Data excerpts
— BEGIN —

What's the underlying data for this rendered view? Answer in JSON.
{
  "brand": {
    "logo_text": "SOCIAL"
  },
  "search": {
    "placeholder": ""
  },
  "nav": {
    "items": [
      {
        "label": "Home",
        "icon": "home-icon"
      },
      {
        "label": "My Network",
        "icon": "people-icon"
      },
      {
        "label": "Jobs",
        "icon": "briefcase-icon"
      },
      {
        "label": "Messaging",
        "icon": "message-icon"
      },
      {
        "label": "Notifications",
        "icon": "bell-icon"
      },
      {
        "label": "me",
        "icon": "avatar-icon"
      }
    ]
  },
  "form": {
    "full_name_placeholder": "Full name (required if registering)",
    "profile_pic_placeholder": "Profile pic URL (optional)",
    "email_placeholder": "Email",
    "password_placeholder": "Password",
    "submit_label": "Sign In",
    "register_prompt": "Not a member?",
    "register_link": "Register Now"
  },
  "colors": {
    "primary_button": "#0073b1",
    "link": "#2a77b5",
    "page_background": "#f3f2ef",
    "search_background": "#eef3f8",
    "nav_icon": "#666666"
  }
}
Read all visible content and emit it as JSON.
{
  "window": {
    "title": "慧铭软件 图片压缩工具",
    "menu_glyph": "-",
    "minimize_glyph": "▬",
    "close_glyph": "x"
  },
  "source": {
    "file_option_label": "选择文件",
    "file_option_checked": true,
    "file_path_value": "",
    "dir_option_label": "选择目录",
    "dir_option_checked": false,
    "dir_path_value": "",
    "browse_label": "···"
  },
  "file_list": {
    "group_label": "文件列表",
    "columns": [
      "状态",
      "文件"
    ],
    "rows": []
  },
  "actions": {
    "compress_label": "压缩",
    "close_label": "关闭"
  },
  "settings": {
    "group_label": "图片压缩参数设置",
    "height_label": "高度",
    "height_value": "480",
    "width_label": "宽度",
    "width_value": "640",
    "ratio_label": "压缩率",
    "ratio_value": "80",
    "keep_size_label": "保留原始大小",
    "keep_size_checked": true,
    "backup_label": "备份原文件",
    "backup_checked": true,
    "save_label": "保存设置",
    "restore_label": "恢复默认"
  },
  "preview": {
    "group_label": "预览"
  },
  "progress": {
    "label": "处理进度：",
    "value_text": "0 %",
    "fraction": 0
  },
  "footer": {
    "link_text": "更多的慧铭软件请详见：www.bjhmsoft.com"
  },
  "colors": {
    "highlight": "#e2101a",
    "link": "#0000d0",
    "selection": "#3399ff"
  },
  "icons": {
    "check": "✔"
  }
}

— END —

**Exercise:** Extract all of the data above without altering anything.

**Result of this exercise:**
What's the underlying data for this rendered view? Answer in JSON.
{
  "brand": {
    "logo_text": "SOCIAL"
  },
  "search": {
    "placeholder": ""
  },
  "nav": {
    "items": [
      {
        "label": "Home",
        "icon": "home-icon"
      },
      {
        "label": "My Network",
        "icon": "people-icon"
      },
      {
        "label": "Jobs",
        "icon": "briefcase-icon"
      },
      {
        "label": "Messaging",
        "icon": "message-icon"
      },
      {
        "label": "Notifications",
        "icon": "bell-icon"
      },
      {
        "label": "me",
        "icon": "avatar-icon"
      }
    ]
  },
  "form": {
    "full_name_placeholder": "Full name (required if registering)",
    "profile_pic_placeholder": "Profile pic URL (optional)",
    "email_placeholder": "Email",
    "password_placeholder": "Password",
    "submit_label": "Sign In",
    "register_prompt": "Not a member?",
    "register_link": "Register Now"
  },
  "colors": {
    "primary_button": "#0073b1",
    "link": "#2a77b5",
    "page_background": "#f3f2ef",
    "search_background": "#eef3f8",
    "nav_icon": "#666666"
  }
}
Read all visible content and emit it as JSON.
{
  "window": {
    "title": "慧铭软件 图片压缩工具",
    "menu_glyph": "-",
    "minimize_glyph": "▬",
    "close_glyph": "x"
  },
  "source": {
    "file_option_label": "选择文件",
    "file_option_checked": true,
    "file_path_value": "",
    "dir_option_label": "选择目录",
    "dir_option_checked": false,
    "dir_path_value": "",
    "browse_label": "···"
  },
  "file_list": {
    "group_label": "文件列表",
    "columns": [
      "状态",
      "文件"
    ],
    "rows": []
  },
  "actions": {
    "compress_label": "压缩",
    "close_label": "关闭"
  },
  "settings": {
    "group_label": "图片压缩参数设置",
    "height_label": "高度",
    "height_value": "480",
    "width_label": "宽度",
    "width_value": "640",
    "ratio_label": "压缩率",
    "ratio_value": "80",
    "keep_size_label": "保留原始大小",
    "keep_size_checked": true,
    "backup_label": "备份原文件",
    "backup_checked": true,
    "save_label": "保存设置",
    "restore_label": "恢复默认"
  },
  "preview": {
    "group_label": "预览"
  },
  "progress": {
    "label": "处理进度：",
    "value_text": "0 %",
    "fraction": 0
  },
  "footer": {
    "link_text": "更多的慧铭软件请详见：www.bjhmsoft.com"
  },
  "colors": {
    "highlight": "#e2101a",
    "link": "#0000d0",
    "selection": "#3399ff"
  },
  "icons": {
    "check": "✔"
  }
}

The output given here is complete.